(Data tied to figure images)
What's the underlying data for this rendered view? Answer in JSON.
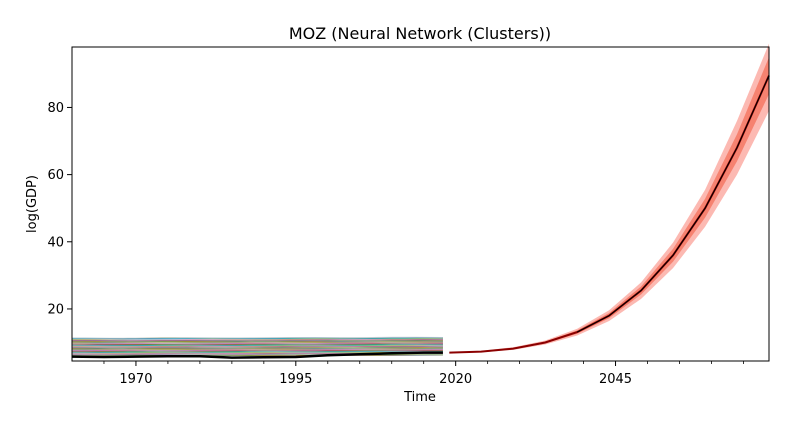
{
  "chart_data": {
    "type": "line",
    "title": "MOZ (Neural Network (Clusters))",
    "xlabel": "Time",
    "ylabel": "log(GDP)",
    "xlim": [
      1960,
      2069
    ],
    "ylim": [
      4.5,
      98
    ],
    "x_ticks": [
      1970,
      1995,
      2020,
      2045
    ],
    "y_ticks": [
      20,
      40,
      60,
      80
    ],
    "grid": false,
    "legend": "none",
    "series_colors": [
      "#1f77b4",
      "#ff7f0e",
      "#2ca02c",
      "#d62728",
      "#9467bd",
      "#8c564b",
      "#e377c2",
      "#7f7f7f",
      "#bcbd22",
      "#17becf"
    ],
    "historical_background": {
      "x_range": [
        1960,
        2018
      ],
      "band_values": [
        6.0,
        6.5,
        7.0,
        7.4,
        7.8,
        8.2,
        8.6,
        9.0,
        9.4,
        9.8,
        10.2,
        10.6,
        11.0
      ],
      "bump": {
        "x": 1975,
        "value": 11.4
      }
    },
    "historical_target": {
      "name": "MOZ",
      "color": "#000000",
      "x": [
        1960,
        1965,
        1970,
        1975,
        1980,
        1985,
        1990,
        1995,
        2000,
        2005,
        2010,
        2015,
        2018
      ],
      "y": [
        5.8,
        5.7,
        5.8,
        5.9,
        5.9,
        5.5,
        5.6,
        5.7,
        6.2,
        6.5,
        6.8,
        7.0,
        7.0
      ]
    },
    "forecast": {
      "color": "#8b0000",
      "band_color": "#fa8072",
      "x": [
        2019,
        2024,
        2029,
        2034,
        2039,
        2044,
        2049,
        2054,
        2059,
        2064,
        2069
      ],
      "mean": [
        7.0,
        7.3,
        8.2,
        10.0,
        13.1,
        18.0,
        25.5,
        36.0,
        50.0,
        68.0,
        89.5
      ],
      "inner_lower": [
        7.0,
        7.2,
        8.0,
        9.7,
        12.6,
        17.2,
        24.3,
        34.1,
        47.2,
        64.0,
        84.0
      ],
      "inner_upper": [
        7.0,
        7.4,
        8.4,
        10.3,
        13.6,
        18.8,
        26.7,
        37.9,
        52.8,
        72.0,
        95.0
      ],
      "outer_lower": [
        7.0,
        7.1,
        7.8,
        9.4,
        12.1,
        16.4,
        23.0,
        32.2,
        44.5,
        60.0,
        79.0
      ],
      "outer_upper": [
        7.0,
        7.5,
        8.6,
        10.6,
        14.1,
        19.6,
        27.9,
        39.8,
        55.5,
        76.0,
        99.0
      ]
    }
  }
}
...
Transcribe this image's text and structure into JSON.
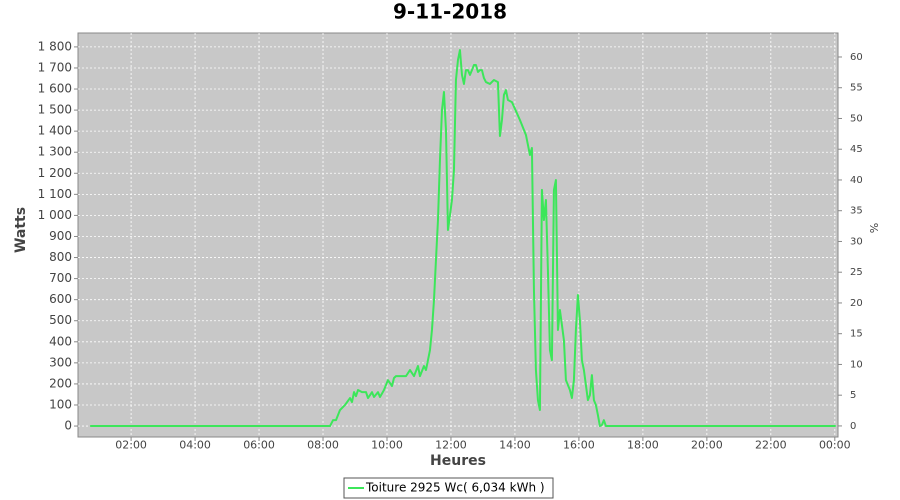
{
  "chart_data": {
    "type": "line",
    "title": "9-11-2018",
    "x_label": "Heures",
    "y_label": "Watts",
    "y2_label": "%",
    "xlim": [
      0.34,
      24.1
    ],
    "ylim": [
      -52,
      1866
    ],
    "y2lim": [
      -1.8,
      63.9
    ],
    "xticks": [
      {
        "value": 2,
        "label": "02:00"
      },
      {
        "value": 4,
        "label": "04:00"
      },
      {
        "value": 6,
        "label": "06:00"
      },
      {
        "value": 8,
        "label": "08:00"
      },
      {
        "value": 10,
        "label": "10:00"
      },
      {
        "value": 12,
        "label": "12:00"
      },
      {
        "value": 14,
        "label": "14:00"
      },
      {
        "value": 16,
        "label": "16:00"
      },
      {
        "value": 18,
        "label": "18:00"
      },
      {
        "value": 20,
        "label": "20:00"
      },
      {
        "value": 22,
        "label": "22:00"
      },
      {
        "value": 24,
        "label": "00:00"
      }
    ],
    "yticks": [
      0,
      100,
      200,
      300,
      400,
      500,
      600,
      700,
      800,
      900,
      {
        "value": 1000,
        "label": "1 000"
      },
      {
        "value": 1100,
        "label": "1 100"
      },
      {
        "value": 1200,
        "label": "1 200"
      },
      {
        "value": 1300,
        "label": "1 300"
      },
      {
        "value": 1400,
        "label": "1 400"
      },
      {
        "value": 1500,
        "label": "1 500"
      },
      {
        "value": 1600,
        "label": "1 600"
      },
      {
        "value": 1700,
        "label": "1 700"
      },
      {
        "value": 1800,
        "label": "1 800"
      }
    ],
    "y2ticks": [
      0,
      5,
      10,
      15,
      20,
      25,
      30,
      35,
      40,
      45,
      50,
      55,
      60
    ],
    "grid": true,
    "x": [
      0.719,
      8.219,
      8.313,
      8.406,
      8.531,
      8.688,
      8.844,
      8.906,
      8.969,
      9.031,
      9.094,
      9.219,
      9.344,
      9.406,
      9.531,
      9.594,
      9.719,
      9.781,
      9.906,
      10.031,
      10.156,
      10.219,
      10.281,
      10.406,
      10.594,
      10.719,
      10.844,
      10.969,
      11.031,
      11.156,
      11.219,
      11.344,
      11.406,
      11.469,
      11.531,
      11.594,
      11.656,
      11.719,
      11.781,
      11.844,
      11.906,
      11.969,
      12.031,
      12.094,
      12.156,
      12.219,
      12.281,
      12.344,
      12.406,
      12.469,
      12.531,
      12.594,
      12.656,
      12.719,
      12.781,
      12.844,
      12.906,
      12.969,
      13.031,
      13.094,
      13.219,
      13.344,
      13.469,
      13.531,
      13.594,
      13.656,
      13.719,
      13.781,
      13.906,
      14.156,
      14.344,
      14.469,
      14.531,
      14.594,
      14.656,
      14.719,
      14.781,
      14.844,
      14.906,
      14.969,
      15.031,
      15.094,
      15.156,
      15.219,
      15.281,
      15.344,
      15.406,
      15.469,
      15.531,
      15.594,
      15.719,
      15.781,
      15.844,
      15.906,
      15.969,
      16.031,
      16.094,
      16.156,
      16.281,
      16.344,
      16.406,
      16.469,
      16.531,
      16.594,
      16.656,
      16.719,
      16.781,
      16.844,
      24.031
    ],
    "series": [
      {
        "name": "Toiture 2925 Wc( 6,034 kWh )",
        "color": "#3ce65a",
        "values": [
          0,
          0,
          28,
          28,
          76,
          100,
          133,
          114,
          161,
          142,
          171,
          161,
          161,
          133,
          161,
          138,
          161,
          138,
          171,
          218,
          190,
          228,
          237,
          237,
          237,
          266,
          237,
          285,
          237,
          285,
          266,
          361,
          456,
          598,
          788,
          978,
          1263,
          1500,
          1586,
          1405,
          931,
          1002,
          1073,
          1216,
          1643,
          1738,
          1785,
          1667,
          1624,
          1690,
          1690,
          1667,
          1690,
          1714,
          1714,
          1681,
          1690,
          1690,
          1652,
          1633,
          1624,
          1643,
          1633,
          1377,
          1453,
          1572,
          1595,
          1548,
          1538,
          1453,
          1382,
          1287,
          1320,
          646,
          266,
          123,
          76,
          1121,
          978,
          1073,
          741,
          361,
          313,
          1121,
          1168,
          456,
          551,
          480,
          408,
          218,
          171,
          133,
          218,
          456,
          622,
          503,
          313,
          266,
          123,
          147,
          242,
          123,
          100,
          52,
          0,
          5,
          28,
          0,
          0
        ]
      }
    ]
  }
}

• GIVEN TASK: Pick out, from the lines above, every one that contains the string "title".

• SOLUTION FOR THIS TASK:
    "title": "MOZ (Neural Network (Clusters))",
    "title": "9-11-2018",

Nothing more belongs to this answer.